PROBLEM REQUIREMENTS> Can you transcribe every entry word for word, skipping the images?

Stored entries
• • • • • • •
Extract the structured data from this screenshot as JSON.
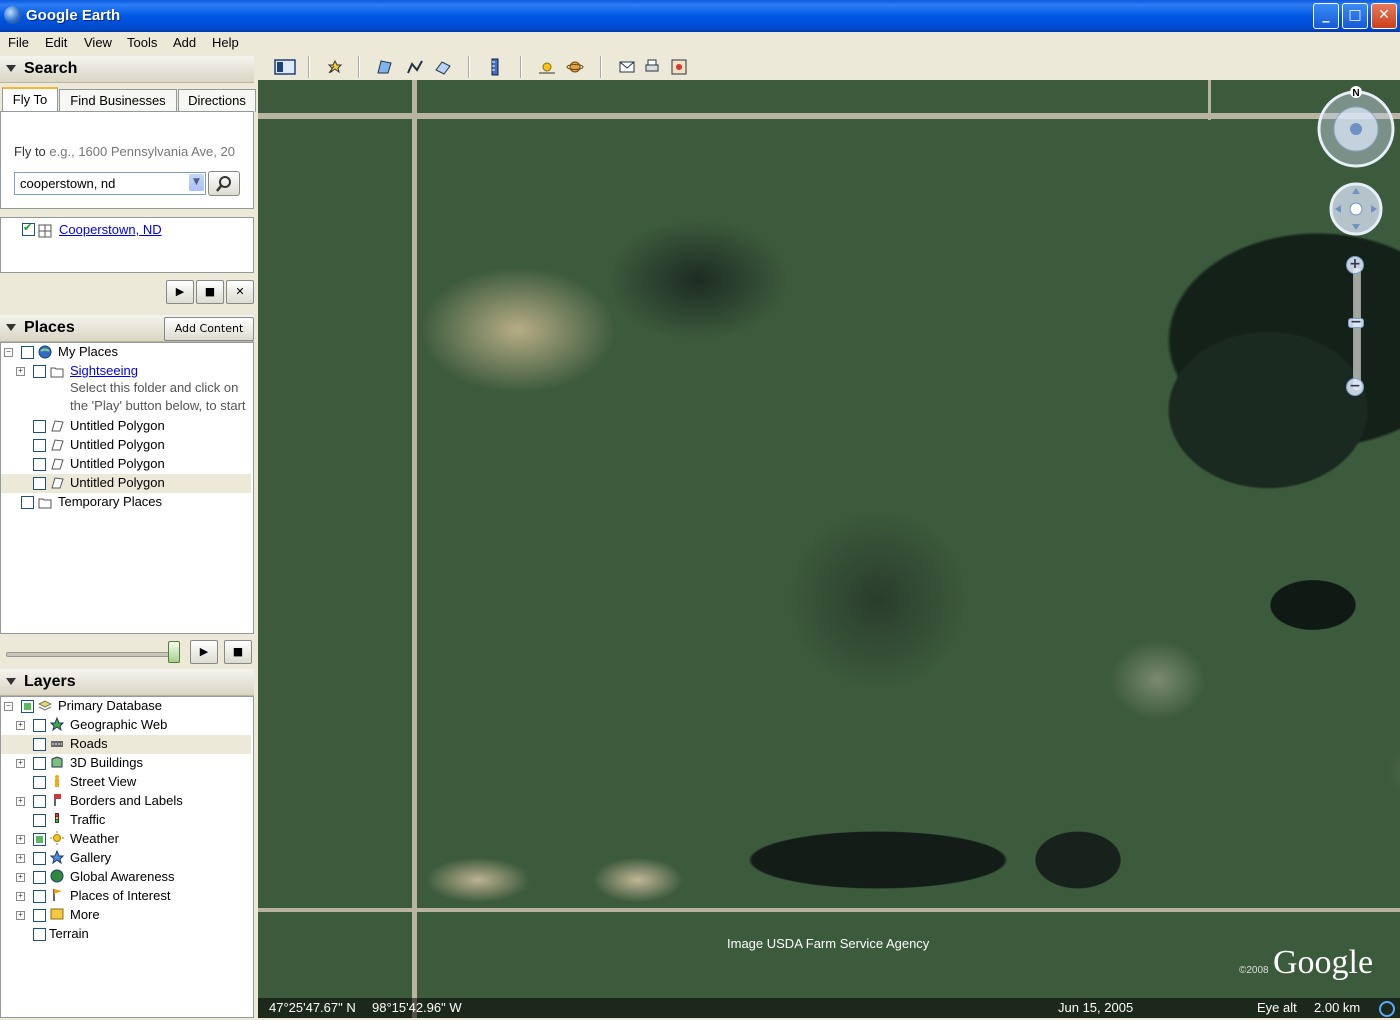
{
  "window": {
    "title": "Google Earth",
    "minimize": "_",
    "maximize": "□",
    "close": "✕"
  },
  "menubar": [
    "File",
    "Edit",
    "View",
    "Tools",
    "Add",
    "Help"
  ],
  "search": {
    "header": "Search",
    "tabs": [
      "Fly To",
      "Find Businesses",
      "Directions"
    ],
    "flyto_label": "Fly to",
    "flyto_placeholder": "e.g., 1600 Pennsylvania Ave, 20",
    "query": "cooperstown, nd",
    "result": "Cooperstown, ND"
  },
  "places": {
    "header": "Places",
    "add_content": "Add Content",
    "items": [
      {
        "label": "My Places",
        "link": false
      },
      {
        "label": "Sightseeing",
        "link": true
      },
      {
        "label": "Select this folder and click on",
        "link": false
      },
      {
        "label": "the 'Play' button below, to start",
        "link": false
      },
      {
        "label": "Untitled Polygon",
        "link": false
      },
      {
        "label": "Untitled Polygon",
        "link": false
      },
      {
        "label": "Untitled Polygon",
        "link": false
      },
      {
        "label": "Untitled Polygon",
        "link": false
      },
      {
        "label": "Temporary Places",
        "link": false
      }
    ]
  },
  "layers": {
    "header": "Layers",
    "items": [
      "Primary Database",
      "Geographic Web",
      "Roads",
      "3D Buildings",
      "Street View",
      "Borders and Labels",
      "Traffic",
      "Weather",
      "Gallery",
      "Global Awareness",
      "Places of Interest",
      "More",
      "Terrain"
    ]
  },
  "map": {
    "compass_n": "N",
    "credit": "Image USDA Farm Service Agency",
    "copyright": "©2008",
    "brand": "Google",
    "lat": "47°25'47.67\" N",
    "lon": "98°15'42.96\" W",
    "date": "Jun 15, 2005",
    "eye_alt_label": "Eye alt",
    "eye_alt_value": "2.00 km"
  }
}
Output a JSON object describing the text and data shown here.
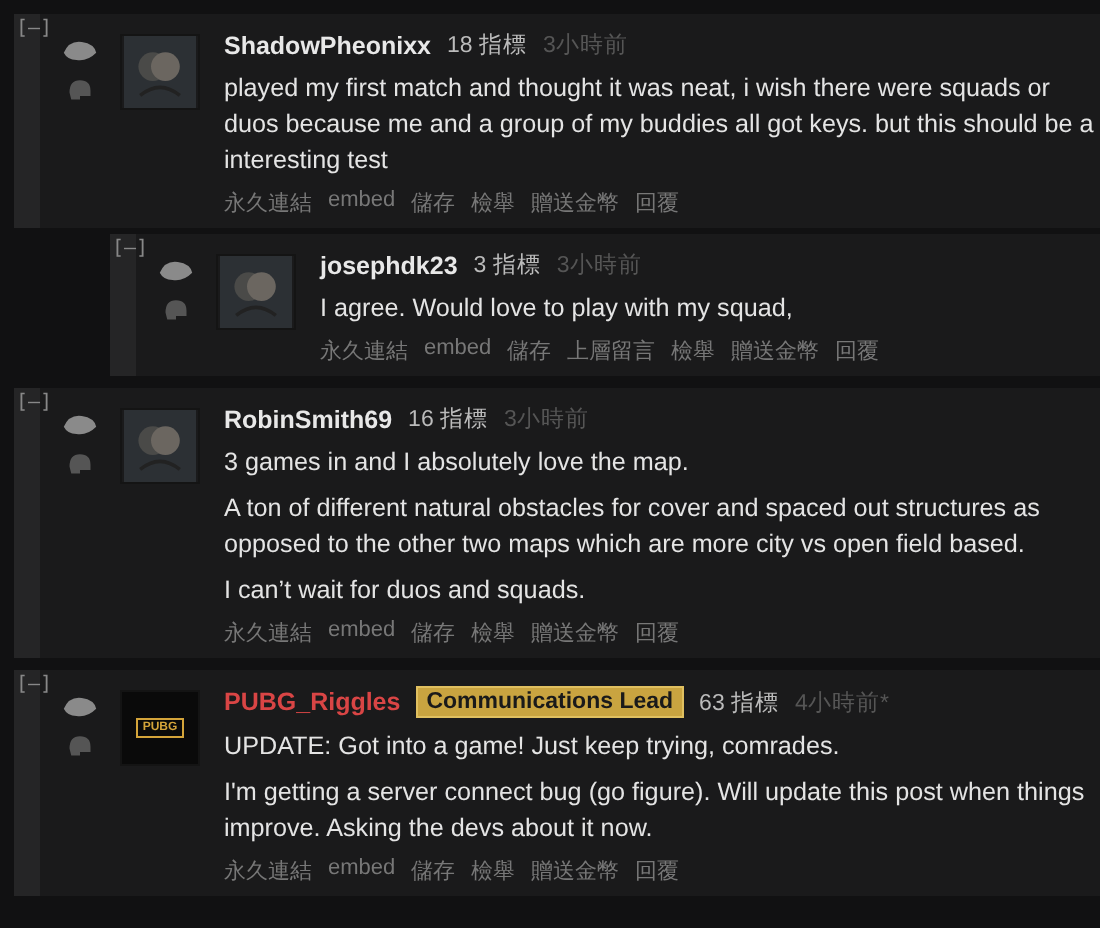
{
  "comments": [
    {
      "collapse": "[–]",
      "author": "ShadowPheonixx",
      "official": false,
      "points": "18 指標",
      "time": "3小時前",
      "avatar": {
        "kind": "default"
      },
      "paragraphs": [
        "played my first match and thought it was neat, i wish there were squads or duos because me and a group of my buddies all got keys. but this should be a interesting test"
      ],
      "actions": [
        "永久連結",
        "embed",
        "儲存",
        "檢舉",
        "贈送金幣",
        "回覆"
      ],
      "children": [
        {
          "collapse": "[–]",
          "author": "josephdk23",
          "official": false,
          "points": "3 指標",
          "time": "3小時前",
          "avatar": {
            "kind": "default"
          },
          "paragraphs": [
            "I agree. Would love to play with my squad,"
          ],
          "actions": [
            "永久連結",
            "embed",
            "儲存",
            "上層留言",
            "檢舉",
            "贈送金幣",
            "回覆"
          ]
        }
      ]
    },
    {
      "collapse": "[–]",
      "author": "RobinSmith69",
      "official": false,
      "points": "16 指標",
      "time": "3小時前",
      "avatar": {
        "kind": "default"
      },
      "paragraphs": [
        "3 games in and I absolutely love the map.",
        "A ton of different natural obstacles for cover and spaced out structures as opposed to the other two maps which are more city vs open field based.",
        "I can’t wait for duos and squads."
      ],
      "actions": [
        "永久連結",
        "embed",
        "儲存",
        "檢舉",
        "贈送金幣",
        "回覆"
      ]
    },
    {
      "collapse": "[–]",
      "author": "PUBG_Riggles",
      "official": true,
      "flair": "Communications Lead",
      "points": "63 指標",
      "time": "4小時前*",
      "avatar": {
        "kind": "logo",
        "text": "PUBG"
      },
      "paragraphs": [
        "UPDATE: Got into a game! Just keep trying, comrades.",
        "I'm getting a server connect bug (go figure). Will update this post when things improve. Asking the devs about it now."
      ],
      "actions": [
        "永久連結",
        "embed",
        "儲存",
        "檢舉",
        "贈送金幣",
        "回覆"
      ]
    }
  ]
}
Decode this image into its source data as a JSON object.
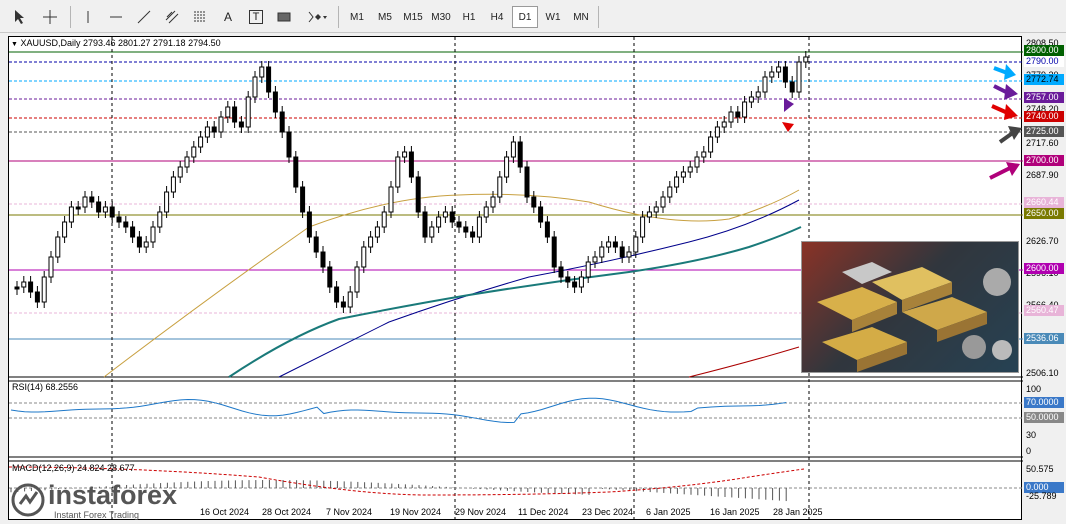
{
  "toolbar": {
    "timeframes": [
      "M1",
      "M5",
      "M15",
      "M30",
      "H1",
      "H4",
      "D1",
      "W1",
      "MN"
    ],
    "active_timeframe": "D1",
    "tools": {
      "text_tool": "A",
      "text_label_tool": "T"
    }
  },
  "chart": {
    "symbol_header": "XAUUSD,Daily  2793.46 2801.27 2791.18 2794.50",
    "price_axis": [
      "2808.50",
      "2779.20",
      "2748.20",
      "2717.60",
      "2687.90",
      "2626.70",
      "2596.10",
      "2566.40",
      "2506.10"
    ],
    "price_tags": [
      {
        "value": "2800.00",
        "bg": "#006000",
        "fg": "#ffffff"
      },
      {
        "value": "2790.00",
        "bg": "#ffffff",
        "fg": "#0000aa"
      },
      {
        "value": "2772.74",
        "bg": "#00aaff",
        "fg": "#000000"
      },
      {
        "value": "2757.00",
        "bg": "#6a1b9a",
        "fg": "#ffffff"
      },
      {
        "value": "2740.00",
        "bg": "#cc0000",
        "fg": "#ffffff"
      },
      {
        "value": "2725.00",
        "bg": "#555555",
        "fg": "#ffffff"
      },
      {
        "value": "2700.00",
        "bg": "#b0007a",
        "fg": "#ffffff"
      },
      {
        "value": "2660.44",
        "bg": "#e8b4d8",
        "fg": "#ffffff"
      },
      {
        "value": "2650.00",
        "bg": "#7a7a00",
        "fg": "#ffffff"
      },
      {
        "value": "2600.00",
        "bg": "#b000b0",
        "fg": "#ffffff"
      },
      {
        "value": "2560.47",
        "bg": "#e8b4d8",
        "fg": "#ffffff"
      },
      {
        "value": "2536.06",
        "bg": "#4a8ab8",
        "fg": "#ffffff"
      }
    ],
    "date_axis": [
      "16 Oct 2024",
      "28 Oct 2024",
      "7 Nov 2024",
      "19 Nov 2024",
      "29 Nov 2024",
      "11 Dec 2024",
      "23 Dec 2024",
      "6 Jan 2025",
      "16 Jan 2025",
      "28 Jan 2025"
    ],
    "rsi": {
      "label": "RSI(14) 68.2556",
      "levels": [
        "100",
        "70.0000",
        "50.0000",
        "30",
        "0"
      ]
    },
    "macd": {
      "label": "MACD(12,26,9) 24.824 28.677",
      "levels": [
        "50.575",
        "0.000",
        "-25.789"
      ]
    }
  },
  "branding": {
    "name": "instaforex",
    "tagline": "Instant Forex Trading"
  },
  "colors": {
    "accent": "#0000ff",
    "up": "#ffffff",
    "down": "#000000"
  }
}
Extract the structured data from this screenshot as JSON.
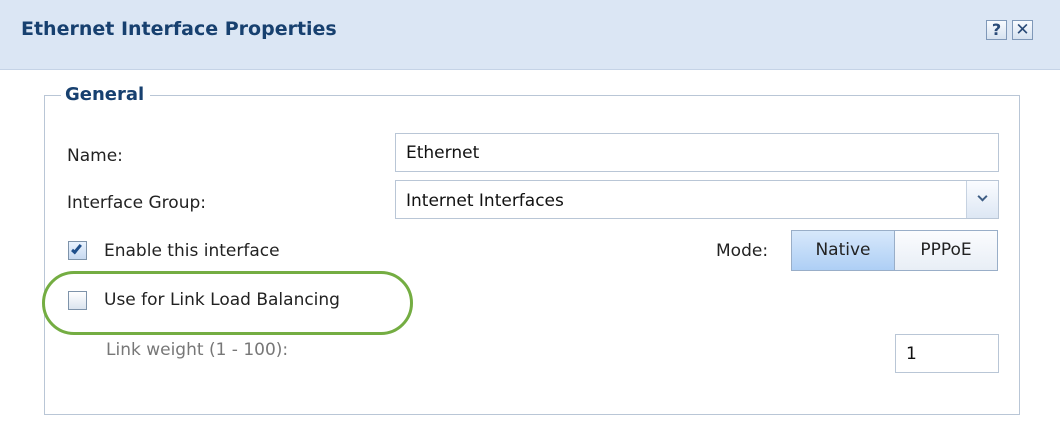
{
  "window": {
    "title": "Ethernet Interface Properties",
    "help_glyph": "?",
    "close_glyph": "✕"
  },
  "general": {
    "legend": "General",
    "name_label": "Name:",
    "name_value": "Ethernet",
    "interface_group_label": "Interface Group:",
    "interface_group_value": "Internet Interfaces",
    "enable_label": "Enable this interface",
    "enable_checked": true,
    "mode_label": "Mode:",
    "mode_options": [
      "Native",
      "PPPoE"
    ],
    "mode_selected": "Native",
    "link_balance_label": "Use for Link Load Balancing",
    "link_balance_checked": false,
    "link_weight_label": "Link weight (1 - 100):",
    "link_weight_value": "1"
  },
  "icons": {
    "help": "help-icon",
    "close": "close-icon",
    "dropdown": "chevron-down-icon",
    "check": "checkmark-icon"
  },
  "colors": {
    "title_text": "#17406f",
    "title_bar": "#dbe6f4",
    "border": "#b9c6d6",
    "highlight_ring": "#74ad42",
    "selected_segment": "#aecff5"
  }
}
• • • • • • •
SOLUTION TO THIS TASK>
Extract the structured data from this screenshot as JSON.
{
  "window": {
    "title": "Google Earth",
    "minimize": "_",
    "maximize": "□",
    "close": "✕"
  },
  "menubar": [
    "File",
    "Edit",
    "View",
    "Tools",
    "Add",
    "Help"
  ],
  "search": {
    "header": "Search",
    "tabs": [
      "Fly To",
      "Find Businesses",
      "Directions"
    ],
    "flyto_label": "Fly to",
    "flyto_placeholder": "e.g., 1600 Pennsylvania Ave, 20",
    "query": "cooperstown, nd",
    "result": "Cooperstown, ND"
  },
  "places": {
    "header": "Places",
    "add_content": "Add Content",
    "items": [
      {
        "label": "My Places",
        "link": false
      },
      {
        "label": "Sightseeing",
        "link": true
      },
      {
        "label": "Select this folder and click on",
        "link": false
      },
      {
        "label": "the 'Play' button below, to start",
        "link": false
      },
      {
        "label": "Untitled Polygon",
        "link": false
      },
      {
        "label": "Untitled Polygon",
        "link": false
      },
      {
        "label": "Untitled Polygon",
        "link": false
      },
      {
        "label": "Untitled Polygon",
        "link": false
      },
      {
        "label": "Temporary Places",
        "link": false
      }
    ]
  },
  "layers": {
    "header": "Layers",
    "items": [
      "Primary Database",
      "Geographic Web",
      "Roads",
      "3D Buildings",
      "Street View",
      "Borders and Labels",
      "Traffic",
      "Weather",
      "Gallery",
      "Global Awareness",
      "Places of Interest",
      "More",
      "Terrain"
    ]
  },
  "map": {
    "compass_n": "N",
    "credit": "Image USDA Farm Service Agency",
    "copyright": "©2008",
    "brand": "Google",
    "lat": "47°25'47.67\" N",
    "lon": "98°15'42.96\" W",
    "date": "Jun 15, 2005",
    "eye_alt_label": "Eye alt",
    "eye_alt_value": "2.00 km"
  }
}
Output a JSON object describing the text and data shown here.
{
  "comments": [
    {
      "collapse": "[–]",
      "author": "ShadowPheonixx",
      "official": false,
      "points": "18 指標",
      "time": "3小時前",
      "avatar": {
        "kind": "default"
      },
      "paragraphs": [
        "played my first match and thought it was neat, i wish there were squads or duos because me and a group of my buddies all got keys. but this should be a interesting test"
      ],
      "actions": [
        "永久連結",
        "embed",
        "儲存",
        "檢舉",
        "贈送金幣",
        "回覆"
      ],
      "children": [
        {
          "collapse": "[–]",
          "author": "josephdk23",
          "official": false,
          "points": "3 指標",
          "time": "3小時前",
          "avatar": {
            "kind": "default"
          },
          "paragraphs": [
            "I agree. Would love to play with my squad,"
          ],
          "actions": [
            "永久連結",
            "embed",
            "儲存",
            "上層留言",
            "檢舉",
            "贈送金幣",
            "回覆"
          ]
        }
      ]
    },
    {
      "collapse": "[–]",
      "author": "RobinSmith69",
      "official": false,
      "points": "16 指標",
      "time": "3小時前",
      "avatar": {
        "kind": "default"
      },
      "paragraphs": [
        "3 games in and I absolutely love the map.",
        "A ton of different natural obstacles for cover and spaced out structures as opposed to the other two maps which are more city vs open field based.",
        "I can’t wait for duos and squads."
      ],
      "actions": [
        "永久連結",
        "embed",
        "儲存",
        "檢舉",
        "贈送金幣",
        "回覆"
      ]
    },
    {
      "collapse": "[–]",
      "author": "PUBG_Riggles",
      "official": true,
      "flair": "Communications Lead",
      "points": "63 指標",
      "time": "4小時前*",
      "avatar": {
        "kind": "logo",
        "text": "PUBG"
      },
      "paragraphs": [
        "UPDATE: Got into a game! Just keep trying, comrades.",
        "I'm getting a server connect bug (go figure). Will update this post when things improve. Asking the devs about it now."
      ],
      "actions": [
        "永久連結",
        "embed",
        "儲存",
        "檢舉",
        "贈送金幣",
        "回覆"
      ]
    }
  ]
}
Decode this image into its source data as a JSON object.
{
  "toolbar": {
    "timeframes": [
      "M1",
      "M5",
      "M15",
      "M30",
      "H1",
      "H4",
      "D1",
      "W1",
      "MN"
    ],
    "active_timeframe": "D1",
    "tools": {
      "text_tool": "A",
      "text_label_tool": "T"
    }
  },
  "chart": {
    "symbol_header": "XAUUSD,Daily  2793.46 2801.27 2791.18 2794.50",
    "price_axis": [
      "2808.50",
      "2779.20",
      "2748.20",
      "2717.60",
      "2687.90",
      "2626.70",
      "2596.10",
      "2566.40",
      "2506.10"
    ],
    "price_tags": [
      {
        "value": "2800.00",
        "bg": "#006000",
        "fg": "#ffffff"
      },
      {
        "value": "2790.00",
        "bg": "#ffffff",
        "fg": "#0000aa"
      },
      {
        "value": "2772.74",
        "bg": "#00aaff",
        "fg": "#000000"
      },
      {
        "value": "2757.00",
        "bg": "#6a1b9a",
        "fg": "#ffffff"
      },
      {
        "value": "2740.00",
        "bg": "#cc0000",
        "fg": "#ffffff"
      },
      {
        "value": "2725.00",
        "bg": "#555555",
        "fg": "#ffffff"
      },
      {
        "value": "2700.00",
        "bg": "#b0007a",
        "fg": "#ffffff"
      },
      {
        "value": "2660.44",
        "bg": "#e8b4d8",
        "fg": "#ffffff"
      },
      {
        "value": "2650.00",
        "bg": "#7a7a00",
        "fg": "#ffffff"
      },
      {
        "value": "2600.00",
        "bg": "#b000b0",
        "fg": "#ffffff"
      },
      {
        "value": "2560.47",
        "bg": "#e8b4d8",
        "fg": "#ffffff"
      },
      {
        "value": "2536.06",
        "bg": "#4a8ab8",
        "fg": "#ffffff"
      }
    ],
    "date_axis": [
      "16 Oct 2024",
      "28 Oct 2024",
      "7 Nov 2024",
      "19 Nov 2024",
      "29 Nov 2024",
      "11 Dec 2024",
      "23 Dec 2024",
      "6 Jan 2025",
      "16 Jan 2025",
      "28 Jan 2025"
    ],
    "rsi": {
      "label": "RSI(14) 68.2556",
      "levels": [
        "100",
        "70.0000",
        "50.0000",
        "30",
        "0"
      ]
    },
    "macd": {
      "label": "MACD(12,26,9) 24.824 28.677",
      "levels": [
        "50.575",
        "0.000",
        "-25.789"
      ]
    }
  },
  "branding": {
    "name": "instaforex",
    "tagline": "Instant Forex Trading"
  },
  "colors": {
    "accent": "#0000ff",
    "up": "#ffffff",
    "down": "#000000"
  }
}
Extract the structured data from this screenshot as JSON.
{
  "window": {
    "title": "Ethernet Interface Properties",
    "help_glyph": "?",
    "close_glyph": "✕"
  },
  "general": {
    "legend": "General",
    "name_label": "Name:",
    "name_value": "Ethernet",
    "interface_group_label": "Interface Group:",
    "interface_group_value": "Internet Interfaces",
    "enable_label": "Enable this interface",
    "enable_checked": true,
    "mode_label": "Mode:",
    "mode_options": [
      "Native",
      "PPPoE"
    ],
    "mode_selected": "Native",
    "link_balance_label": "Use for Link Load Balancing",
    "link_balance_checked": false,
    "link_weight_label": "Link weight (1 - 100):",
    "link_weight_value": "1"
  },
  "icons": {
    "help": "help-icon",
    "close": "close-icon",
    "dropdown": "chevron-down-icon",
    "check": "checkmark-icon"
  },
  "colors": {
    "title_text": "#17406f",
    "title_bar": "#dbe6f4",
    "border": "#b9c6d6",
    "highlight_ring": "#74ad42",
    "selected_segment": "#aecff5"
  }
}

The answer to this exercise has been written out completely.